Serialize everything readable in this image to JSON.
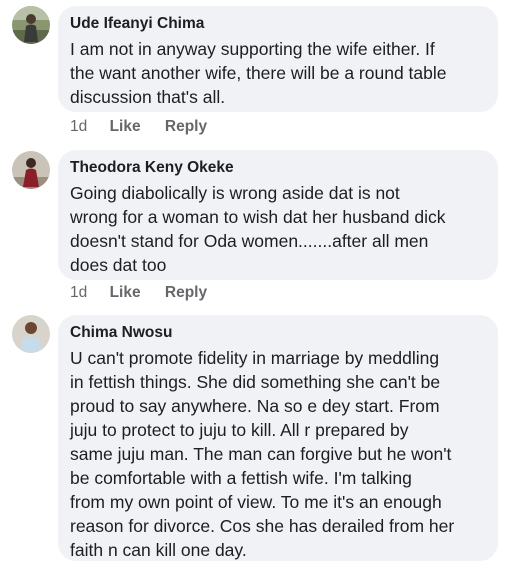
{
  "comments": [
    {
      "author": "Ude Ifeanyi Chima",
      "text": "I am not in anyway supporting the wife either. If\nthe want another wife, there will be a round table\ndiscussion that's all.",
      "time": "1d",
      "like_label": "Like",
      "reply_label": "Reply"
    },
    {
      "author": "Theodora Keny Okeke",
      "text": "Going diabolically is wrong aside dat  is not\nwrong for a woman to wish dat her husband dick\ndoesn't stand for Oda women.......after all men\ndoes dat too",
      "time": "1d",
      "like_label": "Like",
      "reply_label": "Reply"
    },
    {
      "author": "Chima Nwosu",
      "text": "U can't promote fidelity in marriage by meddling\nin fettish things. She did something she can't be\nproud to say anywhere. Na so e dey start. From\njuju to protect to juju to kill. All r prepared by\nsame juju man. The man can forgive but he won't\nbe comfortable with a fettish wife. I'm talking\nfrom my own point of view. To me it's an enough\nreason for divorce. Cos she has derailed from her\nfaith n can kill one day."
    }
  ],
  "colors": {
    "bubble_bg": "#f0f2f5",
    "text": "#1c1e21",
    "meta": "#65676b"
  }
}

========================

◆ Given task ◆
Count each line above in which the string "text" appears, then state only the total.

◆ Complete answer ◆
4